(Stored records)
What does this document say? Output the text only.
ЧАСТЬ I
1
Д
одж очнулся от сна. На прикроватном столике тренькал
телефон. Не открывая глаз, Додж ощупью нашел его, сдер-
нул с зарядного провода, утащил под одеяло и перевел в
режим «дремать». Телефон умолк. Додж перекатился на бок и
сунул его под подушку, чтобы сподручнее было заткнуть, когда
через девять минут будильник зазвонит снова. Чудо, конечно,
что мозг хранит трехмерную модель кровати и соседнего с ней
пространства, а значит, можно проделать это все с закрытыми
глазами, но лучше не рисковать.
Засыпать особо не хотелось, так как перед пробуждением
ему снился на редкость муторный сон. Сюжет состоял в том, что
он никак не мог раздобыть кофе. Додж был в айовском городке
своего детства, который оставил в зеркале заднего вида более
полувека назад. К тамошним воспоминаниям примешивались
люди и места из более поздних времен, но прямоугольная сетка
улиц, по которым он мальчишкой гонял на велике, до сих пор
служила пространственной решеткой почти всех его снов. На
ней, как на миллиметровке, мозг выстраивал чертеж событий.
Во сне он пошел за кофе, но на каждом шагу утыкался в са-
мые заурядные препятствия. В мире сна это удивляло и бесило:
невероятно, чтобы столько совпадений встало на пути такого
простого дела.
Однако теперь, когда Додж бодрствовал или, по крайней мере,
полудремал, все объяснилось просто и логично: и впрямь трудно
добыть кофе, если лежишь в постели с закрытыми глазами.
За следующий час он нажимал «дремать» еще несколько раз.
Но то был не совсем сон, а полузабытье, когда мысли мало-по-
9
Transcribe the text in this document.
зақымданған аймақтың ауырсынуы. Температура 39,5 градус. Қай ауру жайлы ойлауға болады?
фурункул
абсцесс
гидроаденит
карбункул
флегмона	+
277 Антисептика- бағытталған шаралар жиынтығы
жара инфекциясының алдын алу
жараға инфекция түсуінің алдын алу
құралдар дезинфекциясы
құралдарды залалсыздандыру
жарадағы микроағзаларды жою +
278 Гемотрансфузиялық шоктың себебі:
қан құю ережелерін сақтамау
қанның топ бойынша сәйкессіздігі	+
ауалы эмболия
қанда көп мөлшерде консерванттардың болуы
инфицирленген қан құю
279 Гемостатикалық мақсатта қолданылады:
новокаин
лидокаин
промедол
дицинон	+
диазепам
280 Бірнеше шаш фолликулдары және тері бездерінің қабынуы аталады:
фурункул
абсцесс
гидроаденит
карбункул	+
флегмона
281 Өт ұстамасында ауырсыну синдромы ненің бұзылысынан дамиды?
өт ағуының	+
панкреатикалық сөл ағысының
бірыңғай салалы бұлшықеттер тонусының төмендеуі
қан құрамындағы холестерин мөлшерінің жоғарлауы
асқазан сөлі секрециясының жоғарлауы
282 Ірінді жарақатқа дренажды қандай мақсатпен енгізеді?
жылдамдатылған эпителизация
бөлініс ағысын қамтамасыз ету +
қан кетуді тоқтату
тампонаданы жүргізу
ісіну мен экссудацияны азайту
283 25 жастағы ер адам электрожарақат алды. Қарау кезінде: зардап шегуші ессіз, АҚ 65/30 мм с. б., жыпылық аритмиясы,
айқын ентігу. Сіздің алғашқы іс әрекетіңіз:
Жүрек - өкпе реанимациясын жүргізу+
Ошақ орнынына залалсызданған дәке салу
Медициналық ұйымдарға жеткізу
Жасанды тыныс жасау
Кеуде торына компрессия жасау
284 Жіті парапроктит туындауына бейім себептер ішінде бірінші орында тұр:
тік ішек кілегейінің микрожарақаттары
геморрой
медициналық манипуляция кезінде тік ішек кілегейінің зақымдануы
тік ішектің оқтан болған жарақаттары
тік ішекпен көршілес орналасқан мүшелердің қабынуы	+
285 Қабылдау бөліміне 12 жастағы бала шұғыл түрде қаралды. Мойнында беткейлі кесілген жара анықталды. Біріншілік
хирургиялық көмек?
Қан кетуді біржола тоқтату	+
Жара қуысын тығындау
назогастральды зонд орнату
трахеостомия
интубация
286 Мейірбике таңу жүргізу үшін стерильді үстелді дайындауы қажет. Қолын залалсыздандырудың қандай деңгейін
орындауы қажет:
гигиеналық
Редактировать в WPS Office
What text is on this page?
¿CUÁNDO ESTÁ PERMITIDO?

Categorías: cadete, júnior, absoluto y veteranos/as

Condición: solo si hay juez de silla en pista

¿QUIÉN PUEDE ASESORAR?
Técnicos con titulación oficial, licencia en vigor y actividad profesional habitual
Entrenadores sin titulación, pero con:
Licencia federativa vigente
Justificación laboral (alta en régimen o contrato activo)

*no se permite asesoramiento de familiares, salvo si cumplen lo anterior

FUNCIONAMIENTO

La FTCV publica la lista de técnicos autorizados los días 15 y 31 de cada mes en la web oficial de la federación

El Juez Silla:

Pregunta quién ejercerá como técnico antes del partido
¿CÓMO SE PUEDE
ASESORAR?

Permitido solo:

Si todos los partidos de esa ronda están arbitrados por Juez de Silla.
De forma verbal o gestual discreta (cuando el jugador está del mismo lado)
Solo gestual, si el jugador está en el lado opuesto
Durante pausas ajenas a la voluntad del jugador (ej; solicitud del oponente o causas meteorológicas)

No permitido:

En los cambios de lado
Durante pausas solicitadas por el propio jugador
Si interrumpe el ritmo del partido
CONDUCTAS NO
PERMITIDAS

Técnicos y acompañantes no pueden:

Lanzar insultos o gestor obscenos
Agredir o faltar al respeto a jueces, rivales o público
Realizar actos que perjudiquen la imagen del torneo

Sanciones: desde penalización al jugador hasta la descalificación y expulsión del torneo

→ TASK:
Every entry should be printed again exactly as it stands.

→ EXERCISE RESULT:
What does this document say? Output the text only.
ЧАСТЬ I
1
Д
одж очнулся от сна. На прикроватном столике тренькал
телефон. Не открывая глаз, Додж ощупью нашел его, сдер-
нул с зарядного провода, утащил под одеяло и перевел в
режим «дремать». Телефон умолк. Додж перекатился на бок и
сунул его под подушку, чтобы сподручнее было заткнуть, когда
через девять минут будильник зазвонит снова. Чудо, конечно,
что мозг хранит трехмерную модель кровати и соседнего с ней
пространства, а значит, можно проделать это все с закрытыми
глазами, но лучше не рисковать.
Засыпать особо не хотелось, так как перед пробуждением
ему снился на редкость муторный сон. Сюжет состоял в том, что
он никак не мог раздобыть кофе. Додж был в айовском городке
своего детства, который оставил в зеркале заднего вида более
полувека назад. К тамошним воспоминаниям примешивались
люди и места из более поздних времен, но прямоугольная сетка
улиц, по которым он мальчишкой гонял на велике, до сих пор
служила пространственной решеткой почти всех его снов. На
ней, как на миллиметровке, мозг выстраивал чертеж событий.
Во сне он пошел за кофе, но на каждом шагу утыкался в са-
мые заурядные препятствия. В мире сна это удивляло и бесило:
невероятно, чтобы столько совпадений встало на пути такого
простого дела.
Однако теперь, когда Додж бодрствовал или, по крайней мере,
полудремал, все объяснилось просто и логично: и впрямь трудно
добыть кофе, если лежишь в постели с закрытыми глазами.
За следующий час он нажимал «дремать» еще несколько раз.
Но то был не совсем сон, а полузабытье, когда мысли мало-по-
9
Transcribe the text in this document.
зақымданған аймақтың ауырсынуы. Температура 39,5 градус. Қай ауру жайлы ойлауға болады?
фурункул
абсцесс
гидроаденит
карбункул
флегмона	+
277 Антисептика- бағытталған шаралар жиынтығы
жара инфекциясының алдын алу
жараға инфекция түсуінің алдын алу
құралдар дезинфекциясы
құралдарды залалсыздандыру
жарадағы микроағзаларды жою +
278 Гемотрансфузиялық шоктың себебі:
қан құю ережелерін сақтамау
қанның топ бойынша сәйкессіздігі	+
ауалы эмболия
қанда көп мөлшерде консерванттардың болуы
инфицирленген қан құю
279 Гемостатикалық мақсатта қолданылады:
новокаин
лидокаин
промедол
дицинон	+
диазепам
280 Бірнеше шаш фолликулдары және тері бездерінің қабынуы аталады:
фурункул
абсцесс
гидроаденит
карбункул	+
флегмона
281 Өт ұстамасында ауырсыну синдромы ненің бұзылысынан дамиды?
өт ағуының	+
панкреатикалық сөл ағысының
бірыңғай салалы бұлшықеттер тонусының төмендеуі
қан құрамындағы холестерин мөлшерінің жоғарлауы
асқазан сөлі секрециясының жоғарлауы
282 Ірінді жарақатқа дренажды қандай мақсатпен енгізеді?
жылдамдатылған эпителизация
бөлініс ағысын қамтамасыз ету +
қан кетуді тоқтату
тампонаданы жүргізу
ісіну мен экссудацияны азайту
283 25 жастағы ер адам электрожарақат алды. Қарау кезінде: зардап шегуші ессіз, АҚ 65/30 мм с. б., жыпылық аритмиясы,
айқын ентігу. Сіздің алғашқы іс әрекетіңіз:
Жүрек - өкпе реанимациясын жүргізу+
Ошақ орнынына залалсызданған дәке салу
Медициналық ұйымдарға жеткізу
Жасанды тыныс жасау
Кеуде торына компрессия жасау
284 Жіті парапроктит туындауына бейім себептер ішінде бірінші орында тұр:
тік ішек кілегейінің микрожарақаттары
геморрой
медициналық манипуляция кезінде тік ішек кілегейінің зақымдануы
тік ішектің оқтан болған жарақаттары
тік ішекпен көршілес орналасқан мүшелердің қабынуы	+
285 Қабылдау бөліміне 12 жастағы бала шұғыл түрде қаралды. Мойнында беткейлі кесілген жара анықталды. Біріншілік
хирургиялық көмек?
Қан кетуді біржола тоқтату	+
Жара қуысын тығындау
назогастральды зонд орнату
трахеостомия
интубация
286 Мейірбике таңу жүргізу үшін стерильді үстелді дайындауы қажет. Қолын залалсыздандырудың қандай деңгейін
орындауы қажет:
гигиеналық
Редактировать в WPS Office
What text is on this page?
¿CUÁNDO ESTÁ PERMITIDO?

Categorías: cadete, júnior, absoluto y veteranos/as

Condición: solo si hay juez de silla en pista

¿QUIÉN PUEDE ASESORAR?
Técnicos con titulación oficial, licencia en vigor y actividad profesional habitual
Entrenadores sin titulación, pero con:
Licencia federativa vigente
Justificación laboral (alta en régimen o contrato activo)

*no se permite asesoramiento de familiares, salvo si cumplen lo anterior

FUNCIONAMIENTO

La FTCV publica la lista de técnicos autorizados los días 15 y 31 de cada mes en la web oficial de la federación

El Juez Silla:

Pregunta quién ejercerá como técnico antes del partido
¿CÓMO SE PUEDE
ASESORAR?

Permitido solo:

Si todos los partidos de esa ronda están arbitrados por Juez de Silla.
De forma verbal o gestual discreta (cuando el jugador está del mismo lado)
Solo gestual, si el jugador está en el lado opuesto
Durante pausas ajenas a la voluntad del jugador (ej; solicitud del oponente o causas meteorológicas)

No permitido:

En los cambios de lado
Durante pausas solicitadas por el propio jugador
Si interrumpe el ritmo del partido
CONDUCTAS NO
PERMITIDAS

Técnicos y acompañantes no pueden:

Lanzar insultos o gestor obscenos
Agredir o faltar al respeto a jueces, rivales o público
Realizar actos que perjudiquen la imagen del torneo

Sanciones: desde penalización al jugador hasta la descalificación y expulsión del torneo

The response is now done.